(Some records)
##############################
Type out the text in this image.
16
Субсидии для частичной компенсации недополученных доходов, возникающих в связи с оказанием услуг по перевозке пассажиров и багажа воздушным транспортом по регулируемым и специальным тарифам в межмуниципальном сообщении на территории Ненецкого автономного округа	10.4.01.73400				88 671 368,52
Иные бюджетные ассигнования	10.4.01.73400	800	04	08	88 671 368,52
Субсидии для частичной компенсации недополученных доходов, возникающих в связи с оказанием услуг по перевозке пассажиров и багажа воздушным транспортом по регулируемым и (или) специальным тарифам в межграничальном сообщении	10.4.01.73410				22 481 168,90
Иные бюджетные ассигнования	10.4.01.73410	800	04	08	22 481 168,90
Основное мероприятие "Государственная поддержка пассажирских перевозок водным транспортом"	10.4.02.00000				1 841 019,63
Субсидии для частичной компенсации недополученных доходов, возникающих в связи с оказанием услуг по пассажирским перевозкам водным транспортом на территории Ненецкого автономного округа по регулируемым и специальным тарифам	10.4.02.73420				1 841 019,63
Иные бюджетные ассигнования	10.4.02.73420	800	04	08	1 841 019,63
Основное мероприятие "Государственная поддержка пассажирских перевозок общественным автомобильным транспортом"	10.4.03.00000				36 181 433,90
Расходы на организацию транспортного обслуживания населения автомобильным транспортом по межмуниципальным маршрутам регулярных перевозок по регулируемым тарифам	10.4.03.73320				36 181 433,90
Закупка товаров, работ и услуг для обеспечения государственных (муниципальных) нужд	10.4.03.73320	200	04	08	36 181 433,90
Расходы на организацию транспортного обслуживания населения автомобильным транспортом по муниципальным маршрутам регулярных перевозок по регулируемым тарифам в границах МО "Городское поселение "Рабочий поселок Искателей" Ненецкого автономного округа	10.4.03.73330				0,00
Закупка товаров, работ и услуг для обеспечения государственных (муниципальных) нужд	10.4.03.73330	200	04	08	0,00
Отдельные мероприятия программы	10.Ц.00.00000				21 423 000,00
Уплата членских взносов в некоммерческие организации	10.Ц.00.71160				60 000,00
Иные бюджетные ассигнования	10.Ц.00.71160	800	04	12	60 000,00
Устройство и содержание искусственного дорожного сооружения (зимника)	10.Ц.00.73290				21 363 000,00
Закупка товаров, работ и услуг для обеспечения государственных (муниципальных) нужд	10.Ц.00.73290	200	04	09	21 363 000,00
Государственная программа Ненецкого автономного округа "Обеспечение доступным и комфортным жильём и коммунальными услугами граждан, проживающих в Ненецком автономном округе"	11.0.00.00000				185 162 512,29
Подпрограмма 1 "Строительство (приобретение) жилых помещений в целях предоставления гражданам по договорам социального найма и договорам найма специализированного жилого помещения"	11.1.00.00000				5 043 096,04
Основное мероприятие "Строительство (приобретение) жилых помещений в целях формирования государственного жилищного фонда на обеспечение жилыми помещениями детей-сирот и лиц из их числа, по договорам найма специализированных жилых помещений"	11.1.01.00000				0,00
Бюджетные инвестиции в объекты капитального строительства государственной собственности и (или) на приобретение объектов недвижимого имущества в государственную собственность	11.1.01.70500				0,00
##############################
EXERCISE DIRECTIONS: Print the listing above in its entirety, with every line exact.

COMPLETE OUTPUT:
Type out the text in this image.
16
Субсидии для частичной компенсации недополученных доходов, возникающих в связи с оказанием услуг по перевозке пассажиров и багажа воздушным транспортом по регулируемым и специальным тарифам в межмуниципальном сообщении на территории Ненецкого автономного округа	10.4.01.73400				88 671 368,52
Иные бюджетные ассигнования	10.4.01.73400	800	04	08	88 671 368,52
Субсидии для частичной компенсации недополученных доходов, возникающих в связи с оказанием услуг по перевозке пассажиров и багажа воздушным транспортом по регулируемым и (или) специальным тарифам в межграничальном сообщении	10.4.01.73410				22 481 168,90
Иные бюджетные ассигнования	10.4.01.73410	800	04	08	22 481 168,90
Основное мероприятие "Государственная поддержка пассажирских перевозок водным транспортом"	10.4.02.00000				1 841 019,63
Субсидии для частичной компенсации недополученных доходов, возникающих в связи с оказанием услуг по пассажирским перевозкам водным транспортом на территории Ненецкого автономного округа по регулируемым и специальным тарифам	10.4.02.73420				1 841 019,63
Иные бюджетные ассигнования	10.4.02.73420	800	04	08	1 841 019,63
Основное мероприятие "Государственная поддержка пассажирских перевозок общественным автомобильным транспортом"	10.4.03.00000				36 181 433,90
Расходы на организацию транспортного обслуживания населения автомобильным транспортом по межмуниципальным маршрутам регулярных перевозок по регулируемым тарифам	10.4.03.73320				36 181 433,90
Закупка товаров, работ и услуг для обеспечения государственных (муниципальных) нужд	10.4.03.73320	200	04	08	36 181 433,90
Расходы на организацию транспортного обслуживания населения автомобильным транспортом по муниципальным маршрутам регулярных перевозок по регулируемым тарифам в границах МО "Городское поселение "Рабочий поселок Искателей" Ненецкого автономного округа	10.4.03.73330				0,00
Закупка товаров, работ и услуг для обеспечения государственных (муниципальных) нужд	10.4.03.73330	200	04	08	0,00
Отдельные мероприятия программы	10.Ц.00.00000				21 423 000,00
Уплата членских взносов в некоммерческие организации	10.Ц.00.71160				60 000,00
Иные бюджетные ассигнования	10.Ц.00.71160	800	04	12	60 000,00
Устройство и содержание искусственного дорожного сооружения (зимника)	10.Ц.00.73290				21 363 000,00
Закупка товаров, работ и услуг для обеспечения государственных (муниципальных) нужд	10.Ц.00.73290	200	04	09	21 363 000,00
Государственная программа Ненецкого автономного округа "Обеспечение доступным и комфортным жильём и коммунальными услугами граждан, проживающих в Ненецком автономном округе"	11.0.00.00000				185 162 512,29
Подпрограмма 1 "Строительство (приобретение) жилых помещений в целях предоставления гражданам по договорам социального найма и договорам найма специализированного жилого помещения"	11.1.00.00000				5 043 096,04
Основное мероприятие "Строительство (приобретение) жилых помещений в целях формирования государственного жилищного фонда на обеспечение жилыми помещениями детей-сирот и лиц из их числа, по договорам найма специализированных жилых помещений"	11.1.01.00000				0,00
Бюджетные инвестиции в объекты капитального строительства государственной собственности и (или) на приобретение объектов недвижимого имущества в государственную собственность	11.1.01.70500				0,00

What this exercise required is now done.